» **What the task requires**
Quote the records in full and leave their pictures out.

--- BEGIN Dataset rows ---

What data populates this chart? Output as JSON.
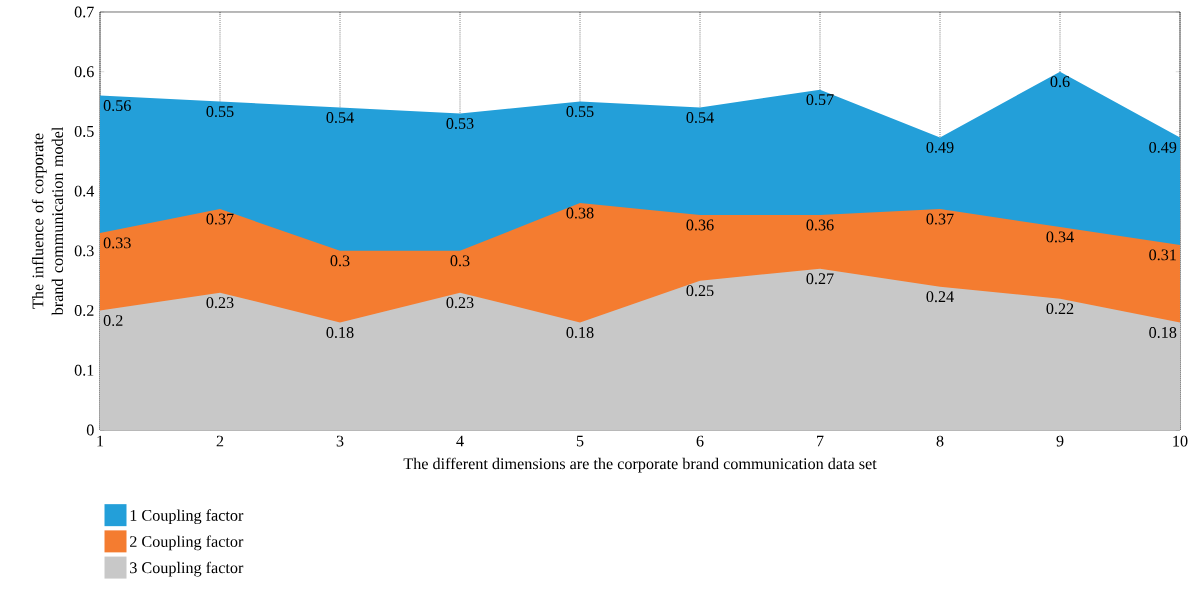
{
  "chart_data": {
    "type": "area",
    "xlabel": "The different dimensions are the corporate brand communication data set",
    "ylabel": "The influence of corporate brand communication model",
    "x": [
      1,
      2,
      3,
      4,
      5,
      6,
      7,
      8,
      9,
      10
    ],
    "series": [
      {
        "name": "1 Coupling factor",
        "color": "#239fd9",
        "values": [
          0.56,
          0.55,
          0.54,
          0.53,
          0.55,
          0.54,
          0.57,
          0.49,
          0.6,
          0.49
        ],
        "value_labels": [
          "0.56",
          "0.55",
          "0.54",
          "0.53",
          "0.55",
          "0.54",
          "0.57",
          "0.49",
          "0.6",
          "0.49"
        ]
      },
      {
        "name": "2 Coupling factor",
        "color": "#f47c30",
        "values": [
          0.33,
          0.37,
          0.3,
          0.3,
          0.38,
          0.36,
          0.36,
          0.37,
          0.34,
          0.31
        ],
        "value_labels": [
          "0.33",
          "0.37",
          "0.3",
          "0.3",
          "0.38",
          "0.36",
          "0.36",
          "0.37",
          "0.34",
          "0.31"
        ]
      },
      {
        "name": "3 Coupling factor",
        "color": "#c8c8c8",
        "values": [
          0.2,
          0.23,
          0.18,
          0.23,
          0.18,
          0.25,
          0.27,
          0.24,
          0.22,
          0.18
        ],
        "value_labels": [
          "0.2",
          "0.23",
          "0.18",
          "0.23",
          "0.18",
          "0.25",
          "0.27",
          "0.24",
          "0.22",
          "0.18"
        ]
      }
    ],
    "xlim": [
      1,
      10
    ],
    "ylim": [
      0,
      0.7
    ],
    "xticks": [
      1,
      2,
      3,
      4,
      5,
      6,
      7,
      8,
      9,
      10
    ],
    "yticks": [
      0,
      0.1,
      0.2,
      0.3,
      0.4,
      0.5,
      0.6,
      0.7
    ],
    "grid": "x",
    "legend": "bottom left"
  }
}
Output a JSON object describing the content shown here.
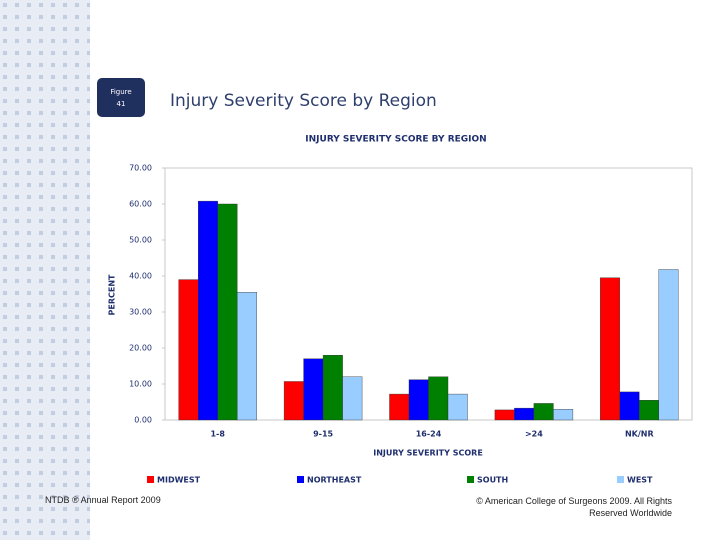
{
  "slide": {
    "figure_label": "Figure",
    "figure_number": "41",
    "heading": "Injury Severity Score by Region",
    "footer_left": "NTDB ® Annual Report 2009",
    "footer_right": "© American College of Surgeons 2009.  All Rights Reserved Worldwide"
  },
  "chart_data": {
    "type": "bar",
    "title": "INJURY SEVERITY SCORE BY REGION",
    "x_label": "INJURY SEVERITY SCORE",
    "y_label": "PERCENT",
    "categories": [
      "1-8",
      "9-15",
      "16-24",
      ">24",
      "NK/NR"
    ],
    "series": [
      {
        "name": "MIDWEST",
        "color": "#ff0000",
        "values": [
          39,
          10.7,
          7.2,
          2.8,
          39.5
        ]
      },
      {
        "name": "NORTHEAST",
        "color": "#0000ff",
        "values": [
          60.8,
          17,
          11.2,
          3.3,
          7.8
        ]
      },
      {
        "name": "SOUTH",
        "color": "#008000",
        "values": [
          60,
          18,
          12,
          4.6,
          5.5
        ]
      },
      {
        "name": "WEST",
        "color": "#99ccff",
        "values": [
          35.5,
          12,
          7.2,
          3,
          41.8
        ]
      }
    ],
    "ylim": [
      0,
      70
    ],
    "yticks": [
      {
        "value": 0,
        "label": "0.00"
      },
      {
        "value": 10,
        "label": "10.00"
      },
      {
        "value": 20,
        "label": "20.00"
      },
      {
        "value": 30,
        "label": "30.00"
      },
      {
        "value": 40,
        "label": "40.00"
      },
      {
        "value": 50,
        "label": "50.00"
      },
      {
        "value": 60,
        "label": "60.00"
      },
      {
        "value": 70,
        "label": "70.00"
      }
    ],
    "legend": "bottom"
  }
}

--- END Dataset rows ---

» **Completed exercise**
What data populates this chart? Output as JSON.
{
  "chart_data": {
    "type": "area",
    "xlabel": "The different dimensions are the corporate brand communication data set",
    "ylabel": "The influence of corporate brand communication model",
    "x": [
      1,
      2,
      3,
      4,
      5,
      6,
      7,
      8,
      9,
      10
    ],
    "series": [
      {
        "name": "1 Coupling factor",
        "color": "#239fd9",
        "values": [
          0.56,
          0.55,
          0.54,
          0.53,
          0.55,
          0.54,
          0.57,
          0.49,
          0.6,
          0.49
        ],
        "value_labels": [
          "0.56",
          "0.55",
          "0.54",
          "0.53",
          "0.55",
          "0.54",
          "0.57",
          "0.49",
          "0.6",
          "0.49"
        ]
      },
      {
        "name": "2 Coupling factor",
        "color": "#f47c30",
        "values": [
          0.33,
          0.37,
          0.3,
          0.3,
          0.38,
          0.36,
          0.36,
          0.37,
          0.34,
          0.31
        ],
        "value_labels": [
          "0.33",
          "0.37",
          "0.3",
          "0.3",
          "0.38",
          "0.36",
          "0.36",
          "0.37",
          "0.34",
          "0.31"
        ]
      },
      {
        "name": "3 Coupling factor",
        "color": "#c8c8c8",
        "values": [
          0.2,
          0.23,
          0.18,
          0.23,
          0.18,
          0.25,
          0.27,
          0.24,
          0.22,
          0.18
        ],
        "value_labels": [
          "0.2",
          "0.23",
          "0.18",
          "0.23",
          "0.18",
          "0.25",
          "0.27",
          "0.24",
          "0.22",
          "0.18"
        ]
      }
    ],
    "xlim": [
      1,
      10
    ],
    "ylim": [
      0,
      0.7
    ],
    "xticks": [
      1,
      2,
      3,
      4,
      5,
      6,
      7,
      8,
      9,
      10
    ],
    "yticks": [
      0,
      0.1,
      0.2,
      0.3,
      0.4,
      0.5,
      0.6,
      0.7
    ],
    "grid": "x",
    "legend": "bottom left"
  }
}
Output a JSON object describing the content shown here.
{
  "slide": {
    "figure_label": "Figure",
    "figure_number": "41",
    "heading": "Injury Severity Score by Region",
    "footer_left": "NTDB ® Annual Report 2009",
    "footer_right": "© American College of Surgeons 2009.  All Rights Reserved Worldwide"
  },
  "chart_data": {
    "type": "bar",
    "title": "INJURY SEVERITY SCORE BY REGION",
    "x_label": "INJURY SEVERITY SCORE",
    "y_label": "PERCENT",
    "categories": [
      "1-8",
      "9-15",
      "16-24",
      ">24",
      "NK/NR"
    ],
    "series": [
      {
        "name": "MIDWEST",
        "color": "#ff0000",
        "values": [
          39,
          10.7,
          7.2,
          2.8,
          39.5
        ]
      },
      {
        "name": "NORTHEAST",
        "color": "#0000ff",
        "values": [
          60.8,
          17,
          11.2,
          3.3,
          7.8
        ]
      },
      {
        "name": "SOUTH",
        "color": "#008000",
        "values": [
          60,
          18,
          12,
          4.6,
          5.5
        ]
      },
      {
        "name": "WEST",
        "color": "#99ccff",
        "values": [
          35.5,
          12,
          7.2,
          3,
          41.8
        ]
      }
    ],
    "ylim": [
      0,
      70
    ],
    "yticks": [
      {
        "value": 0,
        "label": "0.00"
      },
      {
        "value": 10,
        "label": "10.00"
      },
      {
        "value": 20,
        "label": "20.00"
      },
      {
        "value": 30,
        "label": "30.00"
      },
      {
        "value": 40,
        "label": "40.00"
      },
      {
        "value": 50,
        "label": "50.00"
      },
      {
        "value": 60,
        "label": "60.00"
      },
      {
        "value": 70,
        "label": "70.00"
      }
    ],
    "legend": "bottom"
  }
}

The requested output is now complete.